Retype all the material below line for line with no changes, omitting the pictures.

__Given records__
────────
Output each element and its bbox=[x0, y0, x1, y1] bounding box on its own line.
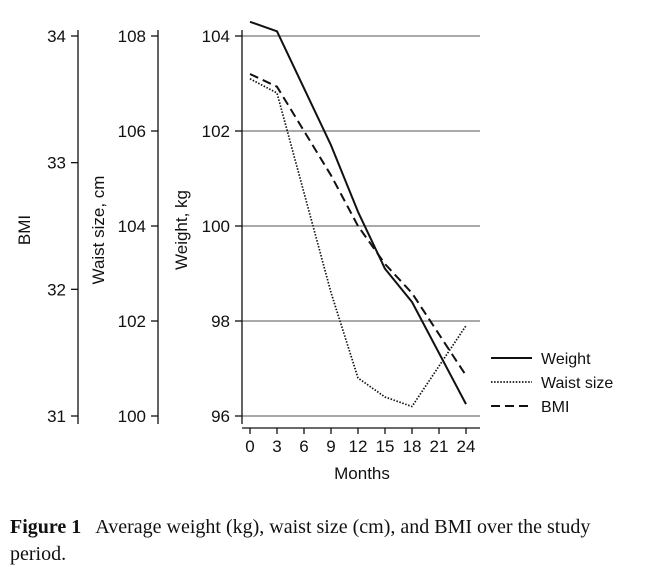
chart: BMI Waist size, cm Weight, kg Months 31 3… bbox=[15, 20, 613, 483]
bmi-axis-title: BMI bbox=[15, 215, 34, 245]
waist-tick-label: 106 bbox=[118, 122, 146, 141]
caption-text: Average weight (kg), waist size (cm), an… bbox=[10, 516, 591, 565]
legend-label: BMI bbox=[541, 399, 569, 416]
series-line-bmi bbox=[249, 73, 467, 377]
x-tick-label: 6 bbox=[299, 437, 308, 456]
weight-tick-label: 102 bbox=[202, 122, 230, 141]
legend-label: Waist size bbox=[541, 375, 613, 392]
x-tick-label: 9 bbox=[326, 437, 335, 456]
weight-tick-label: 104 bbox=[202, 27, 230, 46]
bmi-tick-label: 34 bbox=[47, 27, 66, 46]
waist-tick-label: 108 bbox=[118, 27, 146, 46]
waist-tick-label: 102 bbox=[118, 312, 146, 331]
weight-tick-label: 100 bbox=[202, 217, 230, 236]
waist-tick-label: 100 bbox=[118, 407, 146, 426]
bmi-tick-label: 31 bbox=[47, 407, 66, 426]
x-tick-label: 15 bbox=[376, 437, 395, 456]
caption-label: Figure 1 bbox=[10, 516, 82, 538]
x-tick-label: 12 bbox=[349, 437, 368, 456]
x-tick-label: 3 bbox=[272, 437, 281, 456]
legend-label: Weight bbox=[541, 351, 591, 368]
x-tick-label: 0 bbox=[245, 437, 254, 456]
x-tick-label: 24 bbox=[457, 437, 476, 456]
x-tick-label: 18 bbox=[403, 437, 422, 456]
x-axis-title: Months bbox=[334, 464, 390, 483]
series-line-waist-size bbox=[249, 78, 467, 408]
waist-axis-title: Waist size, cm bbox=[89, 176, 108, 285]
bmi-tick-label: 32 bbox=[47, 280, 66, 299]
weight-axis-title: Weight, kg bbox=[172, 190, 191, 270]
bmi-tick-label: 33 bbox=[47, 154, 66, 173]
weight-tick-label: 96 bbox=[211, 407, 230, 426]
waist-tick-label: 104 bbox=[118, 217, 146, 236]
x-tick-label: 21 bbox=[430, 437, 449, 456]
series-line-weight bbox=[249, 20, 467, 405]
weight-tick-label: 98 bbox=[211, 312, 230, 331]
figure-caption: Figure 1 Average weight (kg), waist size … bbox=[10, 514, 640, 568]
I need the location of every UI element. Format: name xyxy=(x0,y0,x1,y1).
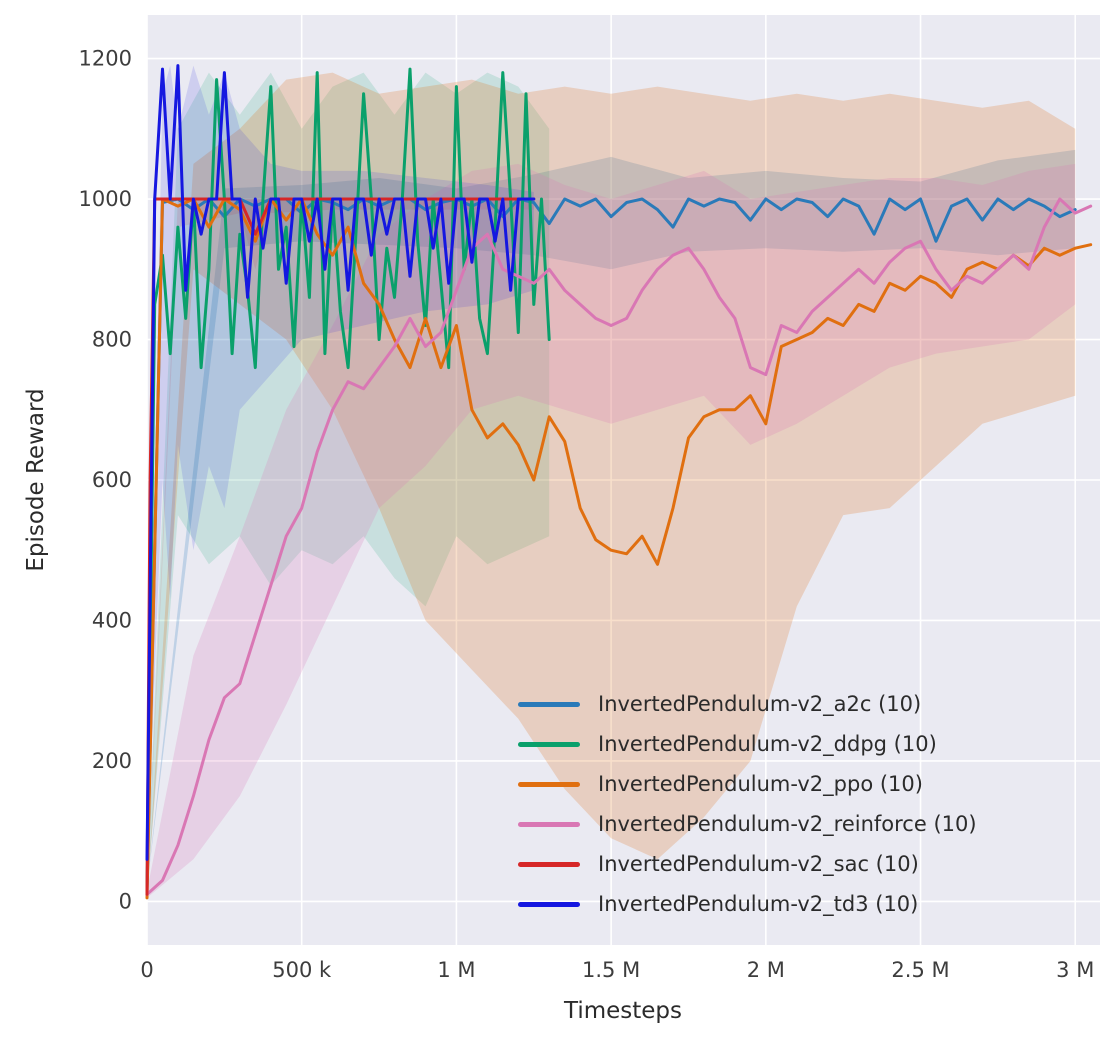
legend: InvertedPendulum-v2_a2c (10) InvertedPend… xyxy=(518,684,977,924)
y-tick-label: 800 xyxy=(92,328,132,352)
legend-swatch-td3 xyxy=(518,901,580,907)
legend-item-sac: InvertedPendulum-v2_sac (10) xyxy=(518,844,977,884)
legend-item-td3: InvertedPendulum-v2_td3 (10) xyxy=(518,884,977,924)
legend-label-ddpg: InvertedPendulum-v2_ddpg (10) xyxy=(598,732,937,756)
x-tick-label: 3 M xyxy=(1056,958,1094,982)
legend-label-reinforce: InvertedPendulum-v2_reinforce (10) xyxy=(598,812,977,836)
legend-item-ddpg: InvertedPendulum-v2_ddpg (10) xyxy=(518,724,977,764)
x-tick-label: 500 k xyxy=(272,958,332,982)
y-tick-label: 1000 xyxy=(79,187,132,211)
legend-item-ppo: InvertedPendulum-v2_ppo (10) xyxy=(518,764,977,804)
legend-label-sac: InvertedPendulum-v2_sac (10) xyxy=(598,852,919,876)
legend-swatch-sac xyxy=(518,861,580,867)
legend-item-a2c: InvertedPendulum-v2_a2c (10) xyxy=(518,684,977,724)
line-reinforce xyxy=(145,197,1093,896)
legend-item-reinforce: InvertedPendulum-v2_reinforce (10) xyxy=(518,804,977,844)
y-tick-label: 200 xyxy=(92,749,132,773)
y-tick-label: 0 xyxy=(119,889,132,913)
line-ddpg xyxy=(145,67,551,893)
x-tick-label: 0 xyxy=(140,958,153,982)
x-tick-label: 2.5 M xyxy=(891,958,949,982)
y-tick-label: 400 xyxy=(92,608,132,632)
y-tick-label: 600 xyxy=(92,468,132,492)
band-a2c xyxy=(147,149,1076,888)
legend-swatch-a2c xyxy=(518,701,580,707)
x-tick-label: 2 M xyxy=(747,958,785,982)
legend-label-a2c: InvertedPendulum-v2_a2c (10) xyxy=(598,692,922,716)
line-td3 xyxy=(145,64,536,861)
x-tick-label: 1 M xyxy=(437,958,475,982)
x-tick-label: 1.5 M xyxy=(582,958,640,982)
y-tick-label: 1200 xyxy=(79,47,132,71)
y-axis-title: Episode Reward xyxy=(23,388,49,572)
legend-swatch-ppo xyxy=(518,781,580,787)
legend-label-ppo: InvertedPendulum-v2_ppo (10) xyxy=(598,772,923,796)
legend-swatch-ddpg xyxy=(518,741,580,747)
band-ppo xyxy=(147,72,1076,898)
x-axis-title: Timesteps xyxy=(563,998,683,1024)
legend-label-td3: InvertedPendulum-v2_td3 (10) xyxy=(598,892,919,916)
legend-swatch-reinforce xyxy=(518,821,580,827)
band-reinforce xyxy=(147,163,1076,898)
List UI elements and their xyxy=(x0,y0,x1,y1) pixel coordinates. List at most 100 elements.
────────
__Right answer__
Output each element and its bbox=[x0, y0, x1, y1] bounding box on its own line.
chart: BMI Waist size, cm Weight, kg Months 31 3… bbox=[15, 20, 613, 483]
bmi-axis-title: BMI bbox=[15, 215, 34, 245]
waist-tick-label: 106 bbox=[118, 122, 146, 141]
caption-text: Average weight (kg), waist size (cm), an… bbox=[10, 516, 591, 565]
legend-label: BMI bbox=[541, 399, 569, 416]
series-line-bmi bbox=[249, 73, 467, 377]
x-tick-label: 6 bbox=[299, 437, 308, 456]
weight-tick-label: 102 bbox=[202, 122, 230, 141]
legend-label: Waist size bbox=[541, 375, 613, 392]
x-tick-label: 9 bbox=[326, 437, 335, 456]
weight-tick-label: 104 bbox=[202, 27, 230, 46]
bmi-tick-label: 34 bbox=[47, 27, 66, 46]
waist-tick-label: 108 bbox=[118, 27, 146, 46]
waist-tick-label: 102 bbox=[118, 312, 146, 331]
weight-tick-label: 100 bbox=[202, 217, 230, 236]
waist-tick-label: 100 bbox=[118, 407, 146, 426]
bmi-tick-label: 31 bbox=[47, 407, 66, 426]
x-tick-label: 15 bbox=[376, 437, 395, 456]
caption-label: Figure 1 bbox=[10, 516, 82, 538]
x-tick-label: 12 bbox=[349, 437, 368, 456]
x-tick-label: 3 bbox=[272, 437, 281, 456]
legend-label: Weight bbox=[541, 351, 591, 368]
x-tick-label: 0 bbox=[245, 437, 254, 456]
x-tick-label: 24 bbox=[457, 437, 476, 456]
x-tick-label: 18 bbox=[403, 437, 422, 456]
x-axis-title: Months bbox=[334, 464, 390, 483]
series-line-waist-size bbox=[249, 78, 467, 408]
waist-axis-title: Waist size, cm bbox=[89, 176, 108, 285]
bmi-tick-label: 32 bbox=[47, 280, 66, 299]
weight-axis-title: Weight, kg bbox=[172, 190, 191, 270]
bmi-tick-label: 33 bbox=[47, 154, 66, 173]
weight-tick-label: 96 bbox=[211, 407, 230, 426]
waist-tick-label: 104 bbox=[118, 217, 146, 236]
x-tick-label: 21 bbox=[430, 437, 449, 456]
series-line-weight bbox=[249, 20, 467, 405]
weight-tick-label: 98 bbox=[211, 312, 230, 331]
figure-caption: Figure 1 Average weight (kg), waist size … bbox=[10, 514, 640, 568]
I need the location of every UI element. Format: name xyxy=(x0,y0,x1,y1).
legend: InvertedPendulum-v2_a2c (10) InvertedPend… xyxy=(518,684,977,924)
y-tick-label: 800 xyxy=(92,328,132,352)
legend-swatch-td3 xyxy=(518,901,580,907)
legend-item-sac: InvertedPendulum-v2_sac (10) xyxy=(518,844,977,884)
legend-item-td3: InvertedPendulum-v2_td3 (10) xyxy=(518,884,977,924)
legend-label-ddpg: InvertedPendulum-v2_ddpg (10) xyxy=(598,732,937,756)
x-tick-label: 3 M xyxy=(1056,958,1094,982)
legend-label-reinforce: InvertedPendulum-v2_reinforce (10) xyxy=(598,812,977,836)
legend-item-ddpg: InvertedPendulum-v2_ddpg (10) xyxy=(518,724,977,764)
x-tick-label: 500 k xyxy=(272,958,332,982)
y-tick-label: 1000 xyxy=(79,187,132,211)
legend-item-ppo: InvertedPendulum-v2_ppo (10) xyxy=(518,764,977,804)
legend-label-sac: InvertedPendulum-v2_sac (10) xyxy=(598,852,919,876)
legend-swatch-sac xyxy=(518,861,580,867)
legend-item-a2c: InvertedPendulum-v2_a2c (10) xyxy=(518,684,977,724)
line-reinforce xyxy=(145,197,1093,896)
legend-item-reinforce: InvertedPendulum-v2_reinforce (10) xyxy=(518,804,977,844)
y-tick-label: 200 xyxy=(92,749,132,773)
y-tick-label: 0 xyxy=(119,889,132,913)
line-ddpg xyxy=(145,67,551,893)
x-tick-label: 0 xyxy=(140,958,153,982)
x-tick-label: 2.5 M xyxy=(891,958,949,982)
y-tick-label: 400 xyxy=(92,608,132,632)
y-tick-label: 600 xyxy=(92,468,132,492)
band-a2c xyxy=(147,149,1076,888)
legend-swatch-a2c xyxy=(518,701,580,707)
x-tick-label: 2 M xyxy=(747,958,785,982)
legend-label-a2c: InvertedPendulum-v2_a2c (10) xyxy=(598,692,922,716)
line-td3 xyxy=(145,64,536,861)
x-tick-label: 1 M xyxy=(437,958,475,982)
x-tick-label: 1.5 M xyxy=(582,958,640,982)
y-tick-label: 1200 xyxy=(79,47,132,71)
y-axis-title: Episode Reward xyxy=(23,388,49,572)
legend-swatch-ppo xyxy=(518,781,580,787)
legend-label-ppo: InvertedPendulum-v2_ppo (10) xyxy=(598,772,923,796)
legend-swatch-ddpg xyxy=(518,741,580,747)
band-ppo xyxy=(147,72,1076,898)
x-axis-title: Timesteps xyxy=(563,998,683,1024)
legend-label-td3: InvertedPendulum-v2_td3 (10) xyxy=(598,892,919,916)
legend-swatch-reinforce xyxy=(518,821,580,827)
band-reinforce xyxy=(147,163,1076,898)
List UI elements and their xyxy=(x0,y0,x1,y1) pixel coordinates. List at most 100 elements.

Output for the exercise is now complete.